* GIVEN TASK: Your task is to print the material below exactly as presented.

* THE INPUT:

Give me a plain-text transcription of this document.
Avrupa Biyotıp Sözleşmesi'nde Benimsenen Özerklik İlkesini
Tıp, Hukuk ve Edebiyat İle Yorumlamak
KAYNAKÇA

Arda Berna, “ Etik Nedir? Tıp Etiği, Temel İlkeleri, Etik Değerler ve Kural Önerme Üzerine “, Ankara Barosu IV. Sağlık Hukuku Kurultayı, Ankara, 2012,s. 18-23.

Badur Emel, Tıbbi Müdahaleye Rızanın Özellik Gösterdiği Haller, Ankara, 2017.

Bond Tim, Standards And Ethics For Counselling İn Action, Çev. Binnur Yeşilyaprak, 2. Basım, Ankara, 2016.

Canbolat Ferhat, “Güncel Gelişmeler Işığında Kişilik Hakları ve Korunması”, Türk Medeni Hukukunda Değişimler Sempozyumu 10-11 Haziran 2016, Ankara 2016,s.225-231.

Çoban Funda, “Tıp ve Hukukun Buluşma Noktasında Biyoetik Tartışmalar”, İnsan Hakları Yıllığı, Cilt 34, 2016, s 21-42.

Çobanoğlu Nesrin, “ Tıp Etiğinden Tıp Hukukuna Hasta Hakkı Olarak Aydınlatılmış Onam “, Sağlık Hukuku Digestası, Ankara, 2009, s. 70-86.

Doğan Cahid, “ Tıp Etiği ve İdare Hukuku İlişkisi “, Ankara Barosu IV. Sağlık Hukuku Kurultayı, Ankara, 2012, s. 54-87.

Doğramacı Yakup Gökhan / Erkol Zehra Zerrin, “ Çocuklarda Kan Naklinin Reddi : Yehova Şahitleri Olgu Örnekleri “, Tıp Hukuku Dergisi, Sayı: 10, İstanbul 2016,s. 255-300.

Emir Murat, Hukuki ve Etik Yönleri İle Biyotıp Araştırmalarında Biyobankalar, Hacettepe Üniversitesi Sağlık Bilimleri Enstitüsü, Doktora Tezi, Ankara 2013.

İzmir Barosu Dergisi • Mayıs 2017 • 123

* PROBLEM SOLUTION:
Give me a plain-text transcription of this document.
Avrupa Biyotıp Sözleşmesi'nde Benimsenen Özerklik İlkesini
Tıp, Hukuk ve Edebiyat İle Yorumlamak
KAYNAKÇA

Arda Berna, “ Etik Nedir? Tıp Etiği, Temel İlkeleri, Etik Değerler ve Kural Önerme Üzerine “, Ankara Barosu IV. Sağlık Hukuku Kurultayı, Ankara, 2012,s. 18-23.

Badur Emel, Tıbbi Müdahaleye Rızanın Özellik Gösterdiği Haller, Ankara, 2017.

Bond Tim, Standards And Ethics For Counselling İn Action, Çev. Binnur Yeşilyaprak, 2. Basım, Ankara, 2016.

Canbolat Ferhat, “Güncel Gelişmeler Işığında Kişilik Hakları ve Korunması”, Türk Medeni Hukukunda Değişimler Sempozyumu 10-11 Haziran 2016, Ankara 2016,s.225-231.

Çoban Funda, “Tıp ve Hukukun Buluşma Noktasında Biyoetik Tartışmalar”, İnsan Hakları Yıllığı, Cilt 34, 2016, s 21-42.

Çobanoğlu Nesrin, “ Tıp Etiğinden Tıp Hukukuna Hasta Hakkı Olarak Aydınlatılmış Onam “, Sağlık Hukuku Digestası, Ankara, 2009, s. 70-86.

Doğan Cahid, “ Tıp Etiği ve İdare Hukuku İlişkisi “, Ankara Barosu IV. Sağlık Hukuku Kurultayı, Ankara, 2012, s. 54-87.

Doğramacı Yakup Gökhan / Erkol Zehra Zerrin, “ Çocuklarda Kan Naklinin Reddi : Yehova Şahitleri Olgu Örnekleri “, Tıp Hukuku Dergisi, Sayı: 10, İstanbul 2016,s. 255-300.

Emir Murat, Hukuki ve Etik Yönleri İle Biyotıp Araştırmalarında Biyobankalar, Hacettepe Üniversitesi Sağlık Bilimleri Enstitüsü, Doktora Tezi, Ankara 2013.

İzmir Barosu Dergisi • Mayıs 2017 • 123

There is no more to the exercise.